**Instructions for the task:** Check each line of the records below for the word "Comunidade" and copy those where it appears.
··· Records to use
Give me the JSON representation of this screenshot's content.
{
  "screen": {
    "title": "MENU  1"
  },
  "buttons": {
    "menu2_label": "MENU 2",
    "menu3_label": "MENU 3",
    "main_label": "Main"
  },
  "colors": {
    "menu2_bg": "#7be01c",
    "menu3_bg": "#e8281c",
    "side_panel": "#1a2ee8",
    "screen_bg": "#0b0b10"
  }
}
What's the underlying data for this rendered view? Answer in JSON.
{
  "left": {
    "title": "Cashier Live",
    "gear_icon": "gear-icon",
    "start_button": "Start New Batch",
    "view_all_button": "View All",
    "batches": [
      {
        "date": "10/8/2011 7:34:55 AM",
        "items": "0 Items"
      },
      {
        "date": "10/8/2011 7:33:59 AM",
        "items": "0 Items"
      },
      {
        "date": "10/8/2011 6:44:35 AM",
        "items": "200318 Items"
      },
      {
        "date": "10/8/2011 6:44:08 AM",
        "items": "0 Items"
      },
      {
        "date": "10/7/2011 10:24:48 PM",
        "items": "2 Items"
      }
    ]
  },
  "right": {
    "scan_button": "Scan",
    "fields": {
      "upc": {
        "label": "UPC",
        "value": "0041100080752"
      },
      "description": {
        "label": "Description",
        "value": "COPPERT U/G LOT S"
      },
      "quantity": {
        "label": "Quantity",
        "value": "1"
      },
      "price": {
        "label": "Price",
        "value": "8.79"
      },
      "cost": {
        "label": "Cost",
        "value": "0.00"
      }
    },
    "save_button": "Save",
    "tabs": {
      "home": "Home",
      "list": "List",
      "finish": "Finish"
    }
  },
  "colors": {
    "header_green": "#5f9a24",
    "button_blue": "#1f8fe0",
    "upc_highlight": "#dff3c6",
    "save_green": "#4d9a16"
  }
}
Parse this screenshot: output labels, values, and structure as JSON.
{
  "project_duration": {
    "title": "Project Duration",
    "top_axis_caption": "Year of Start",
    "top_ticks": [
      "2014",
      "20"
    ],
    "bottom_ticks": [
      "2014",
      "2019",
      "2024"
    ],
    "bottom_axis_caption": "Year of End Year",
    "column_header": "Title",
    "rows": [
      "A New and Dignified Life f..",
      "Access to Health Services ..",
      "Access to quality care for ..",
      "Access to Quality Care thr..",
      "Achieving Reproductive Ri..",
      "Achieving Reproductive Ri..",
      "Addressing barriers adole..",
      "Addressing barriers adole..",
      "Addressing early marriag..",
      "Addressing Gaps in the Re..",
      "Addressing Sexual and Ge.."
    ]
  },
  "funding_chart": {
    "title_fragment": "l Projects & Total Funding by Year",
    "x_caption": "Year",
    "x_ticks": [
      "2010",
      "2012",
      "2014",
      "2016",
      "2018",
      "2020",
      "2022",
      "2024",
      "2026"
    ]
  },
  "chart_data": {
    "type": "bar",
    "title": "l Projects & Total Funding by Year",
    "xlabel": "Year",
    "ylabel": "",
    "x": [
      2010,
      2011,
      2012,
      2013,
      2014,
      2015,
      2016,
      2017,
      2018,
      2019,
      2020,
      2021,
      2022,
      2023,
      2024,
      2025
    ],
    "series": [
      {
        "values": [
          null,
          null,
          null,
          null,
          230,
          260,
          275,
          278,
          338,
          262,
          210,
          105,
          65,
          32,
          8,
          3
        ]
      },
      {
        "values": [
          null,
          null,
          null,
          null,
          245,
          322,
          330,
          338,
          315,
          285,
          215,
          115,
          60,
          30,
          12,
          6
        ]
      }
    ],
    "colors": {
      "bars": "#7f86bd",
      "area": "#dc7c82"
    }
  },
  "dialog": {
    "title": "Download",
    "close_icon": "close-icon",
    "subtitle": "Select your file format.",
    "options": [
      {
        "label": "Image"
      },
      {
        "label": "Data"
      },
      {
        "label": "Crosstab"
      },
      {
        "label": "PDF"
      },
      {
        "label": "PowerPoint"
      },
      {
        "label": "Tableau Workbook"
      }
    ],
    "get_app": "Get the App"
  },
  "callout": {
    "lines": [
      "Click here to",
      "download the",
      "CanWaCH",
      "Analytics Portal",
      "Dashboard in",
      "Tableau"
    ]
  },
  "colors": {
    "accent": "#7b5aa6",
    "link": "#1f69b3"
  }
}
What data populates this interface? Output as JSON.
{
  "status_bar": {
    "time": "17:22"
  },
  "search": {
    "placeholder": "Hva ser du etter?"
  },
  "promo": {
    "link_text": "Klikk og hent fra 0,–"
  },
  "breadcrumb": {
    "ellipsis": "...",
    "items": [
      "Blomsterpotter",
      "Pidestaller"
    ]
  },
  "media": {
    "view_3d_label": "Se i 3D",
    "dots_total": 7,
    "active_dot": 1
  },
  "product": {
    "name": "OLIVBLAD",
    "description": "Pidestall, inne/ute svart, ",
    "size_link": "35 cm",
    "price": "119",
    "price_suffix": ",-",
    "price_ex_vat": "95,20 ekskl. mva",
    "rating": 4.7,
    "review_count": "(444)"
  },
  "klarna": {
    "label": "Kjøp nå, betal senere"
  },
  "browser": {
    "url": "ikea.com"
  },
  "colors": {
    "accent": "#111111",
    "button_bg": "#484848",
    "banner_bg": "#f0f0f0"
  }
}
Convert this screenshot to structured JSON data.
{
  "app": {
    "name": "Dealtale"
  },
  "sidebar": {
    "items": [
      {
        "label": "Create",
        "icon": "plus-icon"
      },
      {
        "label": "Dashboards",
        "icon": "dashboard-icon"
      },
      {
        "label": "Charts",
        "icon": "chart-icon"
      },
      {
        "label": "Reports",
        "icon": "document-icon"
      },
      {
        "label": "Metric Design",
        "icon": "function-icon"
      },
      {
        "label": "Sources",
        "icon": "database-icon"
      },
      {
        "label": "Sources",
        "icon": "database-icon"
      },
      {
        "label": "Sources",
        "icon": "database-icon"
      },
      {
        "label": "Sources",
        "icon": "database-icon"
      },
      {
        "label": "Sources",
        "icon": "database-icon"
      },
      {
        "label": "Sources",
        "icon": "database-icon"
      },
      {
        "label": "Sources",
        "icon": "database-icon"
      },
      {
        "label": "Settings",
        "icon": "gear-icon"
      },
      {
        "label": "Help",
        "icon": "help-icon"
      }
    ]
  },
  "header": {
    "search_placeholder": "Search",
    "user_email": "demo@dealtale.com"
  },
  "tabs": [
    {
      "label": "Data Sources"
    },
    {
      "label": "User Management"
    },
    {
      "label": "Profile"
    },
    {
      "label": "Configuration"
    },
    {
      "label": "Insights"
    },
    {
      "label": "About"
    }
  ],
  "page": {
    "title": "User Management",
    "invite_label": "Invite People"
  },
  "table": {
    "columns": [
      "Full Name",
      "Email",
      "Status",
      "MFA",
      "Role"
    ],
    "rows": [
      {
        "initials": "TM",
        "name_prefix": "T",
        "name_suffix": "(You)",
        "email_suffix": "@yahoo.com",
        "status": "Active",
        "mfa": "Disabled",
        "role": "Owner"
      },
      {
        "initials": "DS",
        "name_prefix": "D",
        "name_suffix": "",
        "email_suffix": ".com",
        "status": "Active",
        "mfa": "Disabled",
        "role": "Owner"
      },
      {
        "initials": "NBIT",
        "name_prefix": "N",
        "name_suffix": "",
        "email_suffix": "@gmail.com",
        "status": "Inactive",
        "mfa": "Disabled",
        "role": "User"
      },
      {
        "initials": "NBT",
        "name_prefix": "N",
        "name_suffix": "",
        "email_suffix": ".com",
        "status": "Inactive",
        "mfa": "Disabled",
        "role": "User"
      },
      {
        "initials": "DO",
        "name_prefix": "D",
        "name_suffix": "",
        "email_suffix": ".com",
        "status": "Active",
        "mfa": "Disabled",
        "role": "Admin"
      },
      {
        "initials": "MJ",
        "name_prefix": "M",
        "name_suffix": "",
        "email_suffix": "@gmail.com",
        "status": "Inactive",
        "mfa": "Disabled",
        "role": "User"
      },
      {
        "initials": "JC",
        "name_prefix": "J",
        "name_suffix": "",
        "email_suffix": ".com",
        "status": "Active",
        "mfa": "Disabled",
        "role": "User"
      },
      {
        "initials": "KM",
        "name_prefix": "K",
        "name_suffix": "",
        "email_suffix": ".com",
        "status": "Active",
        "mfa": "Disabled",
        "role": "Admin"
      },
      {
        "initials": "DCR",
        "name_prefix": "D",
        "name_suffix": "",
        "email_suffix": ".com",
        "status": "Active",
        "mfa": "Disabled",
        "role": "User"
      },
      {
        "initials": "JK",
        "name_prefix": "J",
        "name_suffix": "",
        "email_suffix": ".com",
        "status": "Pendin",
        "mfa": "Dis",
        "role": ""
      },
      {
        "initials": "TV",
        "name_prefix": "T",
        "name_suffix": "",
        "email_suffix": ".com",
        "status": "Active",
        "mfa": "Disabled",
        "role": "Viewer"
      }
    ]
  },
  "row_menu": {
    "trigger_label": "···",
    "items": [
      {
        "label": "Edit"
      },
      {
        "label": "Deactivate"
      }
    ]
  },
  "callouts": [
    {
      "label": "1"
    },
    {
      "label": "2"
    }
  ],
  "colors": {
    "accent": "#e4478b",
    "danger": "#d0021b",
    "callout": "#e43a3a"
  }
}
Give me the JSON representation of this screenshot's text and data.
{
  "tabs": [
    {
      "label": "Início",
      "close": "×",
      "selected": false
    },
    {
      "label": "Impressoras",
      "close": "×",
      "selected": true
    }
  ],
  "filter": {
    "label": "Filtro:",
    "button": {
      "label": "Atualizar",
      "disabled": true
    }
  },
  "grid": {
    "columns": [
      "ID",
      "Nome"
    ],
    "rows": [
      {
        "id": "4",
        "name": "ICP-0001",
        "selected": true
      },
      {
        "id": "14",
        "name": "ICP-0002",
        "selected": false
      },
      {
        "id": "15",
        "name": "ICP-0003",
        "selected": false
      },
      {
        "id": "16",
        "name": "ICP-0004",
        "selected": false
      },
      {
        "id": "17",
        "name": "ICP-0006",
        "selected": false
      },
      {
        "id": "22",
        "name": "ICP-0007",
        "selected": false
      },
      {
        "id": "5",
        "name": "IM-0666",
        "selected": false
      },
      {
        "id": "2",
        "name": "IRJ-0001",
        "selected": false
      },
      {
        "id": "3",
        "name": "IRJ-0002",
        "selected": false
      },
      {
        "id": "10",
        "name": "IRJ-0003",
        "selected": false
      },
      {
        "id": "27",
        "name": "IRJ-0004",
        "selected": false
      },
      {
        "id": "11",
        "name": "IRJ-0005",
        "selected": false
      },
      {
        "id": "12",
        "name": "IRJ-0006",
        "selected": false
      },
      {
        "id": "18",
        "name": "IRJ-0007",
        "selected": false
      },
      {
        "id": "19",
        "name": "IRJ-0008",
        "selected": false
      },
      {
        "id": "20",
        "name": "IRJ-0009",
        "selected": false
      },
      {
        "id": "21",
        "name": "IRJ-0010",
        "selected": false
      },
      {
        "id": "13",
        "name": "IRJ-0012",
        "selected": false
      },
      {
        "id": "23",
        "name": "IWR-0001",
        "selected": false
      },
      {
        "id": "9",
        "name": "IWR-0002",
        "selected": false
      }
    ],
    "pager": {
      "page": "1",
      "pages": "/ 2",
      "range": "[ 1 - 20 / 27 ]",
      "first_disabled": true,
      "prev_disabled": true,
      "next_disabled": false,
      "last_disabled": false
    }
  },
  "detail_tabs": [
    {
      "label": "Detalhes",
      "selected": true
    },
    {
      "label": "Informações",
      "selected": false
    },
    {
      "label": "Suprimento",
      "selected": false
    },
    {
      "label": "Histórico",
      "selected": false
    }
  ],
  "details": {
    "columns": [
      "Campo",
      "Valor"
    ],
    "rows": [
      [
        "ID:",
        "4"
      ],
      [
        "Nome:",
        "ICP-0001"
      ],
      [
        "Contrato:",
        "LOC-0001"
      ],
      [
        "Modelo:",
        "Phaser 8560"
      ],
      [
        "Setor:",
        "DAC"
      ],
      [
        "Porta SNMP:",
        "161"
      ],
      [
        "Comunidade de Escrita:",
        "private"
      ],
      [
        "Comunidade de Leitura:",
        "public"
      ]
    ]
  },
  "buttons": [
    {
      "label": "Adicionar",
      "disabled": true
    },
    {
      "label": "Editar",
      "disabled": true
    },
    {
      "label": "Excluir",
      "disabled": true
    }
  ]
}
······
**Result of this exercise:**
        "Comunidade de Escrita:",
        "Comunidade de Leitura:",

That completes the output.